Stored items from a collection
'''

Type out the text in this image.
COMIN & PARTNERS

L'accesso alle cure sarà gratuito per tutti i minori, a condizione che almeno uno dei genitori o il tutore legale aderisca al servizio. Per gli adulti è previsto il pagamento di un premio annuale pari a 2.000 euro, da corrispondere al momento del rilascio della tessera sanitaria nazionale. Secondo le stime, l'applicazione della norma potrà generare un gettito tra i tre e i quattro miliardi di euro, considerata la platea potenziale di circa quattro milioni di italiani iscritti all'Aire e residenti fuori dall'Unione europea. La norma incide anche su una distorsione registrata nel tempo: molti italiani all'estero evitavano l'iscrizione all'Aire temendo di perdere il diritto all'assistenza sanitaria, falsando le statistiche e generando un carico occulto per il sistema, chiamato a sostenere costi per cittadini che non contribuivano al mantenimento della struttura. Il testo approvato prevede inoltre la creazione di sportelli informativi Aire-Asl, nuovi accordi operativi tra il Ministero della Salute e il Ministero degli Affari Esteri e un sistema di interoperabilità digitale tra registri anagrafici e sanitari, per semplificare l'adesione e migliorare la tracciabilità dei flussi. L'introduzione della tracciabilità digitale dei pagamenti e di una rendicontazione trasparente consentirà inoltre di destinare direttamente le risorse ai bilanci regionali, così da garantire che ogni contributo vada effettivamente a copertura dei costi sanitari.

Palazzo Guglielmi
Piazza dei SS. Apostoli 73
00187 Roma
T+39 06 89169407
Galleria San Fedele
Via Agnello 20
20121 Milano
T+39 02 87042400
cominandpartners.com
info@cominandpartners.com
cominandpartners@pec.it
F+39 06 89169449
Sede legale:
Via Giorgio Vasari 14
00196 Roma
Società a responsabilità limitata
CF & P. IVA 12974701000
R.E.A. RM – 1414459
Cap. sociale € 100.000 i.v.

'''

**EXERCISE DETAILS:**
Reproduce the full set of records precisely.

**EXERCISE RESPONSE:**
Type out the text in this image.
COMIN & PARTNERS

L'accesso alle cure sarà gratuito per tutti i minori, a condizione che almeno uno dei genitori o il tutore legale aderisca al servizio. Per gli adulti è previsto il pagamento di un premio annuale pari a 2.000 euro, da corrispondere al momento del rilascio della tessera sanitaria nazionale. Secondo le stime, l'applicazione della norma potrà generare un gettito tra i tre e i quattro miliardi di euro, considerata la platea potenziale di circa quattro milioni di italiani iscritti all'Aire e residenti fuori dall'Unione europea. La norma incide anche su una distorsione registrata nel tempo: molti italiani all'estero evitavano l'iscrizione all'Aire temendo di perdere il diritto all'assistenza sanitaria, falsando le statistiche e generando un carico occulto per il sistema, chiamato a sostenere costi per cittadini che non contribuivano al mantenimento della struttura. Il testo approvato prevede inoltre la creazione di sportelli informativi Aire-Asl, nuovi accordi operativi tra il Ministero della Salute e il Ministero degli Affari Esteri e un sistema di interoperabilità digitale tra registri anagrafici e sanitari, per semplificare l'adesione e migliorare la tracciabilità dei flussi. L'introduzione della tracciabilità digitale dei pagamenti e di una rendicontazione trasparente consentirà inoltre di destinare direttamente le risorse ai bilanci regionali, così da garantire che ogni contributo vada effettivamente a copertura dei costi sanitari.

Palazzo Guglielmi
Piazza dei SS. Apostoli 73
00187 Roma
T+39 06 89169407
Galleria San Fedele
Via Agnello 20
20121 Milano
T+39 02 87042400
cominandpartners.com
info@cominandpartners.com
cominandpartners@pec.it
F+39 06 89169449
Sede legale:
Via Giorgio Vasari 14
00196 Roma
Società a responsabilità limitata
CF & P. IVA 12974701000
R.E.A. RM – 1414459
Cap. sociale € 100.000 i.v.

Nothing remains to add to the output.